* _WORK TO DO_
Carry on the FEMA flood-claims walkthrough, picking up after its last line.

* _GIVEN PASSAGE_
Fema Flood Data

Mapping
Supporting Activism
Episcopal Relief and Development
Developing a tool to find poor neighborhoods that flood frequently
Author

Alan Jackson

Published

January 27, 2025

Create a clean version of FEMA’s flood claims file

This is a project for Episcopal Relief and Development. The goal is to identify poor neighborhoods subject to frequent flooding, so that ERD can try to help people move out of those areas to safer locations. So we need to look at historical flooding data, and combine that with census and social vulnerability data.

FEMA has a parquet file where each record documents a flood claim made. The file begins in 1978, and goes up until 2025. It contains many data fields, but in particular has the census Block Group, as well as much information about the nature of the flood, the structure, the claim, and some demographic data.

https://www.fema.gov/openfema-data-page/fima-nfip-redacted-claims-v2

Functions

#   A better mode function
Mode <- function(x) {
  ux <- unique(x)
  ux[which.max(tabulate(match(x, ux)))]
}

Set up connection to file and read and save

FEMA <- arrow::open_dataset(paste0(pq_path,"FimaNfipClaims (2).parquet"))

FEMA_all <- FEMA %>% collect()

saveRDS(FEMA_all, paste0(path, "FEMA/FEMA_Flood.rds"))

Clean up data

I want to collapse the data to Block-Group level statistics. But I also want to retain the flood events that have hit each block, and do some filtering. I don’t care about floods that generated only 1 or 2 claims, for example.

Unfortunately, the block group may be derived from the 2010 or the 2020 census for each record, and there is no way to actually know. I will try to get close and assume that for each record last updated before 2020, that they used the 2010 census, and then take a close look at the post 2020 data.

#   Select potentially interesting fields and select occupancy types 

###   causeOfDamage:
# 0 : Other causes; 
# 1 : Tidal water overflow; 
# 2 : Stream, river, or lake overflow; 
# 3 : Alluvial fan overflow; 
# 4 : Accumulation of rainfall or snowmelt; 
# 7 : Erosion-demolition; 
# 8 : Erosion-removal; 
# 9 : Earth movement, landslide, land subsidence, sinkholes, etc.

* _RECORDED DATA_

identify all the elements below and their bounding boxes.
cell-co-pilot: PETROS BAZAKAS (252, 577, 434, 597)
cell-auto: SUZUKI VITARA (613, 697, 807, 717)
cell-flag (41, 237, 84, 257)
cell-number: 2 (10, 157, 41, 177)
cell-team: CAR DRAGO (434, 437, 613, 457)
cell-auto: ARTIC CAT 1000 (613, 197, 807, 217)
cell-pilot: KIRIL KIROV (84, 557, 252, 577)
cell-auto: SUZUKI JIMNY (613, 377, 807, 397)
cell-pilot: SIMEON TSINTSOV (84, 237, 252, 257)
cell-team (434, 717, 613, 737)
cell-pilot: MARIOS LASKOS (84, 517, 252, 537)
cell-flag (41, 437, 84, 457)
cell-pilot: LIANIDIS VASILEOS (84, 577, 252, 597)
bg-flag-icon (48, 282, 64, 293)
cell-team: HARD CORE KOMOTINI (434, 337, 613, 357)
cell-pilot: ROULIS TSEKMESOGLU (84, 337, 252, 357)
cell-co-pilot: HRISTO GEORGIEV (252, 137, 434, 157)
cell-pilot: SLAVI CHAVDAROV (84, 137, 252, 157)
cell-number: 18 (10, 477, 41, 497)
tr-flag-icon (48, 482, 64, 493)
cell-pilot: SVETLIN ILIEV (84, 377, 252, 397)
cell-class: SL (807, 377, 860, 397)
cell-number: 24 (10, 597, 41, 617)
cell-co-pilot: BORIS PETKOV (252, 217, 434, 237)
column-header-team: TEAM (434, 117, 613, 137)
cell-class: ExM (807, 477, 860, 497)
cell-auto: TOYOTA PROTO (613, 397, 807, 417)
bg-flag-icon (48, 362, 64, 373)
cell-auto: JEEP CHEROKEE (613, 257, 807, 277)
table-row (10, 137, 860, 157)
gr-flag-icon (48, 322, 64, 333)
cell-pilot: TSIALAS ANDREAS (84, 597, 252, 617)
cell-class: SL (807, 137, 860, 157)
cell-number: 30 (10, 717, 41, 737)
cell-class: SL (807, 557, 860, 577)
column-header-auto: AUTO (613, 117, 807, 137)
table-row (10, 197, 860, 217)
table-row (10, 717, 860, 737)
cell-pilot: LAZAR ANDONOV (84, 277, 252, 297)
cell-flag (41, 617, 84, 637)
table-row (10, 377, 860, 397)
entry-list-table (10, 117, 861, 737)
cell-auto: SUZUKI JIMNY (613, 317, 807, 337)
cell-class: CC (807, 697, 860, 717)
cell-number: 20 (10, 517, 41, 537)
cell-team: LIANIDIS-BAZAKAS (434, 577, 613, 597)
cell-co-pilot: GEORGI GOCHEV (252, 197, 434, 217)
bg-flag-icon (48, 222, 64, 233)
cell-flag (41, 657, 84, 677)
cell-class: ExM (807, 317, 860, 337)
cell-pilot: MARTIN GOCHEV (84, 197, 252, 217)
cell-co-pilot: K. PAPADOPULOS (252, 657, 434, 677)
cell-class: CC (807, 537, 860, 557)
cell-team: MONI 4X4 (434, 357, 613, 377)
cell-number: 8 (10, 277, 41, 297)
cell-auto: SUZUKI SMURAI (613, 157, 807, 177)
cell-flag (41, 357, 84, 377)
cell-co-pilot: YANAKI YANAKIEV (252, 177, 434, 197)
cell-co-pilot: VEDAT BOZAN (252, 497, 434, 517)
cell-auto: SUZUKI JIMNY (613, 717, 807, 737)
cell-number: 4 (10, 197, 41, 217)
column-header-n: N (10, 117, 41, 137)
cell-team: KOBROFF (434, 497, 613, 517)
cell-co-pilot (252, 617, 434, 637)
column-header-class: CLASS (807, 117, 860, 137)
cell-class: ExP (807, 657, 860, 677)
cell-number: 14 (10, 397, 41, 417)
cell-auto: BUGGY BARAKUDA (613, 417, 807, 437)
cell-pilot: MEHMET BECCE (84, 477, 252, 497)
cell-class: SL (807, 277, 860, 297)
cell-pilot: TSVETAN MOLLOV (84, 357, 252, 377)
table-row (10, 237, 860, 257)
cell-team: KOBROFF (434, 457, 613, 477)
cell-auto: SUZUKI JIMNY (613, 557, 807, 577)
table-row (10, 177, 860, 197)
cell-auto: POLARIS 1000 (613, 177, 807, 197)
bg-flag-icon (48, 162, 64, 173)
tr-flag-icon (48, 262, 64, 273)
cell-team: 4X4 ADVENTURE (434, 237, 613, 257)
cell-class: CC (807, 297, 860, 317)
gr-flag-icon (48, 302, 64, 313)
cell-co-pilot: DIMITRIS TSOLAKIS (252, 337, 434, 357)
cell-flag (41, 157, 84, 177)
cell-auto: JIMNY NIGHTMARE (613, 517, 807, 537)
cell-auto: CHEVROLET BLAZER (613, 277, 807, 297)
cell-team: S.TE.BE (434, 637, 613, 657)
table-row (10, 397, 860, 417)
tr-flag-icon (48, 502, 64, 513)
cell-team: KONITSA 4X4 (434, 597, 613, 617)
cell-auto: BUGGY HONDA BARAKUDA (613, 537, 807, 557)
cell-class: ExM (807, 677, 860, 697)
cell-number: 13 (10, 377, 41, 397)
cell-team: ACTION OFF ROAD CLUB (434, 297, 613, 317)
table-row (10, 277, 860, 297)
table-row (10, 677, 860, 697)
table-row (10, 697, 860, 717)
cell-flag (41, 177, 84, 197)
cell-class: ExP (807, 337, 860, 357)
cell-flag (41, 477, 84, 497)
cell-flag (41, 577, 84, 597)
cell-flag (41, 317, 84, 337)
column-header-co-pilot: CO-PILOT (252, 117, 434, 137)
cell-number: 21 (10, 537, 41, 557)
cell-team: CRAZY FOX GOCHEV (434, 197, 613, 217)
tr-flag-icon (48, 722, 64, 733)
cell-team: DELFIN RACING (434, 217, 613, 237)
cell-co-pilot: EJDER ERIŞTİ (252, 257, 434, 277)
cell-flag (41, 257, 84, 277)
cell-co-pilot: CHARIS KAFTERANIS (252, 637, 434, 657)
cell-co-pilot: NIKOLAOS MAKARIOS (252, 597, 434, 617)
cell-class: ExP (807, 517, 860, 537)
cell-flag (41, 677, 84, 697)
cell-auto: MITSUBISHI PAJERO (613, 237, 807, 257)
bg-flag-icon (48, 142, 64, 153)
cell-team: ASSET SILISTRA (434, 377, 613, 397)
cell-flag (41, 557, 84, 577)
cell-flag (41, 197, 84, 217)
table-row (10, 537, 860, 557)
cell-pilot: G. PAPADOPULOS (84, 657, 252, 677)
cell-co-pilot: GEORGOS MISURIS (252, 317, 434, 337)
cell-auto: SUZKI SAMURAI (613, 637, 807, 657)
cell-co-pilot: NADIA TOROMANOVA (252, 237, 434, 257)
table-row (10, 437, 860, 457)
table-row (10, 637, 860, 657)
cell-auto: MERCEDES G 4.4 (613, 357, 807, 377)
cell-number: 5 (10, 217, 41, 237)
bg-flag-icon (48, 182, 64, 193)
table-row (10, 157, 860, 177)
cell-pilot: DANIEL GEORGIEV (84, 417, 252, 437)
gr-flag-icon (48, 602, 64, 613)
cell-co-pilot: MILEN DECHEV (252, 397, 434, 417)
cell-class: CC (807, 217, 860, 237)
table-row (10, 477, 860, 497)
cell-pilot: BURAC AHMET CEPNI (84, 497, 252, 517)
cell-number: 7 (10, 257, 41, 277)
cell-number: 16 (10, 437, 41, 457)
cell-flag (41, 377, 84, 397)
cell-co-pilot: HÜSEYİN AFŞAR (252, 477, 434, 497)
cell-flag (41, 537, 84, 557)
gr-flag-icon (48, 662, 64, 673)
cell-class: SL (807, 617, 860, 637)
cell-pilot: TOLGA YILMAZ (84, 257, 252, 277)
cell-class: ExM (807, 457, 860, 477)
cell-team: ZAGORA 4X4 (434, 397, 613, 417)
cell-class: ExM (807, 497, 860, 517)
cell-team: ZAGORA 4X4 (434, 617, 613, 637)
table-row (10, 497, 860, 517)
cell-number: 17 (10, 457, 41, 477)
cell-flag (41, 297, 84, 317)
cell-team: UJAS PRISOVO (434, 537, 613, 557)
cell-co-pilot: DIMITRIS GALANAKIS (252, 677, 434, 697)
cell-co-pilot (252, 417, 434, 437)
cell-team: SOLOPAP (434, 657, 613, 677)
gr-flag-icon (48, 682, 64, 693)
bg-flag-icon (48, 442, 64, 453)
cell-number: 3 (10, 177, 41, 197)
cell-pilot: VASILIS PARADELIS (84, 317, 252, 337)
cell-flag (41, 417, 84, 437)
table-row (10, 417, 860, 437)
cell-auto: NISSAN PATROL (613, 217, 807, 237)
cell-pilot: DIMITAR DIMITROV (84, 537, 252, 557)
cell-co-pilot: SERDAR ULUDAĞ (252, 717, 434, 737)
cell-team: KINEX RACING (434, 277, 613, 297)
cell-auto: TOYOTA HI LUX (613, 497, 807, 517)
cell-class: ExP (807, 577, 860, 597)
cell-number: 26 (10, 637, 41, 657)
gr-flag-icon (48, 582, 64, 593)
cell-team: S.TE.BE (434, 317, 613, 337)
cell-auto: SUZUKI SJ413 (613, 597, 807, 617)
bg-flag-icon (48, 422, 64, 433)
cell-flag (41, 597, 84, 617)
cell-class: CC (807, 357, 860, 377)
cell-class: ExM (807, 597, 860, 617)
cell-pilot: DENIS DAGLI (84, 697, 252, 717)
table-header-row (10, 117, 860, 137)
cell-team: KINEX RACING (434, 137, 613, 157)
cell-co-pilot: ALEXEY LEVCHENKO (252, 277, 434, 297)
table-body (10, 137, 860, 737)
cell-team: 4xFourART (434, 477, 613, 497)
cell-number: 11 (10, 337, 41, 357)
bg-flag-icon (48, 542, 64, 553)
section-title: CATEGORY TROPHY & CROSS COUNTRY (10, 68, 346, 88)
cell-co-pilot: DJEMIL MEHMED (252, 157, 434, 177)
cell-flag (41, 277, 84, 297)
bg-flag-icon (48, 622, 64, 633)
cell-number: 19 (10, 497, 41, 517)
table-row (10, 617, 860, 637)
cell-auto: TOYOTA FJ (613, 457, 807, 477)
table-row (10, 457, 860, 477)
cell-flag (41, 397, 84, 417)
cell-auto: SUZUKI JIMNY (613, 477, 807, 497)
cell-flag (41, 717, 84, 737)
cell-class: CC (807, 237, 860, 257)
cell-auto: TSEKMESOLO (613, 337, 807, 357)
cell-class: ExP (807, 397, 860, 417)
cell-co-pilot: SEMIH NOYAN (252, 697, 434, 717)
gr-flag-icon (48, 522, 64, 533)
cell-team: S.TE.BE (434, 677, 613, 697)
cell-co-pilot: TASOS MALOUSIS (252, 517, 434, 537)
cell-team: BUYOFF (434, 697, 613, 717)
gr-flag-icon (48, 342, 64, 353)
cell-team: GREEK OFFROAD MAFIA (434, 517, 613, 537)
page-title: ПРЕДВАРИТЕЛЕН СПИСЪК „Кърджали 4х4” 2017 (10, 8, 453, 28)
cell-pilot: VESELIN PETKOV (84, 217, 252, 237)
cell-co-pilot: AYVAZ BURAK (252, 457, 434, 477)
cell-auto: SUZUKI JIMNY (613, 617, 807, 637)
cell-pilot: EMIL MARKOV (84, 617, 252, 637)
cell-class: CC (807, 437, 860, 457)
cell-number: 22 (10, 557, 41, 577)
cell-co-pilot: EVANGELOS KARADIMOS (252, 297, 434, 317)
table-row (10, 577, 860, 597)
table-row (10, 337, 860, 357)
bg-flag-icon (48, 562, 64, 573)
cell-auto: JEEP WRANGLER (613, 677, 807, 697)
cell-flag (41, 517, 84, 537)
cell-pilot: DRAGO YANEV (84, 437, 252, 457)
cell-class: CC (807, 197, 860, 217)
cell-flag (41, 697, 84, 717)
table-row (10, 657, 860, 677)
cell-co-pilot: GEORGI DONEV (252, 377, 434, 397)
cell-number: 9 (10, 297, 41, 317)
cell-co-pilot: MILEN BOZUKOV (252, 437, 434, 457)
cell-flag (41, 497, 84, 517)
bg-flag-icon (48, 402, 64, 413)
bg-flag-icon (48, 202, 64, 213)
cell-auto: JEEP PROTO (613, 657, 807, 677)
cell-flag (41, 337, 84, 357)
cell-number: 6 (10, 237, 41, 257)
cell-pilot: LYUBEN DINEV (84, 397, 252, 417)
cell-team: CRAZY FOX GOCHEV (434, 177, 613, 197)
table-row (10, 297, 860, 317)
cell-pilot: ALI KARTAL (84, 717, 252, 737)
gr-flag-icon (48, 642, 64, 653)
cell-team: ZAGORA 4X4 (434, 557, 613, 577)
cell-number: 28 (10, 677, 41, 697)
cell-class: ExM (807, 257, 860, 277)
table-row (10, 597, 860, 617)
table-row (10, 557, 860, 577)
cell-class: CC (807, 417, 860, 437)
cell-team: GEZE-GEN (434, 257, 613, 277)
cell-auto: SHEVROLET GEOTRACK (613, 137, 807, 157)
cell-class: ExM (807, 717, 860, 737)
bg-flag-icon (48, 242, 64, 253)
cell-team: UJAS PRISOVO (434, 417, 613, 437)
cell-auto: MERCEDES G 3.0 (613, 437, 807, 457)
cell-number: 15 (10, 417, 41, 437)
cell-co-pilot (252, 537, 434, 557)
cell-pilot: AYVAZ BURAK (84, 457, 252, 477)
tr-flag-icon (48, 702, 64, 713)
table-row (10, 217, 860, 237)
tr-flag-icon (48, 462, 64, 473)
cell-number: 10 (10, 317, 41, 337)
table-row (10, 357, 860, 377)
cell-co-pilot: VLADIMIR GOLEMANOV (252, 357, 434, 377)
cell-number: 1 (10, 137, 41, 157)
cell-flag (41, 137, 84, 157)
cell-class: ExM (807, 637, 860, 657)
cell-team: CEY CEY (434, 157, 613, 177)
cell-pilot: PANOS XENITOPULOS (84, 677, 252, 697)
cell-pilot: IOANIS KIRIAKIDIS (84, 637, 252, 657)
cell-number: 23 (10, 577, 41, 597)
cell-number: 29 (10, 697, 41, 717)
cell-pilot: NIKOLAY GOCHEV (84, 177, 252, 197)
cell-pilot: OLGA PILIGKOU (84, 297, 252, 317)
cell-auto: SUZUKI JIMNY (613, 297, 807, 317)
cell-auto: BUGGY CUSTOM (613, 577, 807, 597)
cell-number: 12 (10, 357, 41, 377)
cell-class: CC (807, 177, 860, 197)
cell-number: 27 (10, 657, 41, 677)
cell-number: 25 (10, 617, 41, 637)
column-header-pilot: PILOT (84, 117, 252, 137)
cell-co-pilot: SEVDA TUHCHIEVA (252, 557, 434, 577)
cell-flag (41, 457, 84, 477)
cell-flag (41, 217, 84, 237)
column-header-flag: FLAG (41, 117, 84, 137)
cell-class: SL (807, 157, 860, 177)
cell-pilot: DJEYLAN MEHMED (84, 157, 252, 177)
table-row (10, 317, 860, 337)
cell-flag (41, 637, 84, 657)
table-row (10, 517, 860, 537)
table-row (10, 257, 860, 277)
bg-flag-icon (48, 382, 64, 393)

* _SOLVED PROBLEM_
###   occupancyType:
# 1 = single family residence; 
# 2 = 2 to 4 unit residential building; 
# 3 = residential building with more than 4 units; 
# 4 = Non-residential building; 
# 6 = Non Residential - Business; 
# 11 = Single-family residential building with the exception of a mobile home or a single residential unit within a multi unit building; 
# 12 = A residential non-condo building with 2, 3, or 4 units seeking insurance on all units; 
# 13 = A residential non-condo building with 5 or more units seeking insurance on all units; 
# 14 = Residential mobile/manufactured home; 
# 15 = Residential condo association seeking coverage on a building with one or more units; 
# 16 = Single residential unit within a multi-unit building; 
# 17 = Non-residential mobile/manufactured home; 
# 18 = A non-residential building; 
# 19 = a non-residential unit within a multi-unit building

FEMA2 <- FEMA_all %>% 
  select(asOfDate, dateOfLoss, state, countyCode, ratedFloodZone, occupancyType,
         amountPaidOnBuildingClaim, amountPaidOnContentsClaim, yearOfLoss,
         buildingDamageAmount, primaryResidenceIndicator,
         rentalPropertyIndicator, buildingPropertyValue,
         buildingReplacementCost, causeOfDamage, floodEvent, waterDepth,
         floodZoneCurrent, censusTract, censusBlockGroupFips, nfipCommunityName,
         eventDesignationNumber, latitude, longitude) %>% 
  arrange(dateOfLoss)  %>% 
  filter(occupancyType %in% c(1,2,3,11,12,13,14,15)) # residential only

#   Let's look at the distribution of some of the values to see how valuable they
#   actually might be.

NA_count <- modify(FEMA2, ~sum(is.na(.)))  
NA_count <- pivot_longer(NA_count[1,], 
                         everything(), 
                         names_to="Variable", 
                         values_to="Num_NA")
NA_count %>% 
  mutate(Pct=Num_NA/nrow(FEMA2)) %>% 
  gt() %>% 
    fmt_number(
      columns = everything(),
      decimals=0,
      use_seps = TRUE
    )
Variable Num_NA Pct
asOfDate 0 0
dateOfLoss 0 0
state 0 0
countyCode 54,461 0
ratedFloodZone 124,590 0
occupancyType 0 0
amountPaidOnBuildingClaim 524,061 0
amountPaidOnContentsClaim 524,061 0
yearOfLoss 0 0
buildingDamageAmount 543,743 0
primaryResidenceIndicator 0 0
rentalPropertyIndicator 0 0
buildingPropertyValue 543,743 0
buildingReplacementCost 543,743 0
causeOfDamage 33,485 0
floodEvent 672,141 0
waterDepth 216,563 0
floodZoneCurrent 1,764,729 1
censusTract 119,120 0
censusBlockGroupFips 119,120 0
nfipCommunityName 1,719,582 1
eventDesignationNumber 2,302,482 1
latitude 36,585 0
longitude 36,585 0
##    Clearly some variables are useless

#   We have more lat longs than we have counties and census blocks. Do we want 
#   to use that?

No_county <- FEMA2 %>% 
  filter(is.na(countyCode)) %>% 
  group_by(state) %>% 
    summarize(No_lat=sum(is.na(latitude)),
              lat=sum(!is.na(latitude)),
              NoBlkgrp=sum(is.na(censusBlockGroupFips)),
              Blkgrp=sum(!is.na(censusBlockGroupFips)))

#   Look at primaryResidenceIndicator, If not a primary residence (vacation home)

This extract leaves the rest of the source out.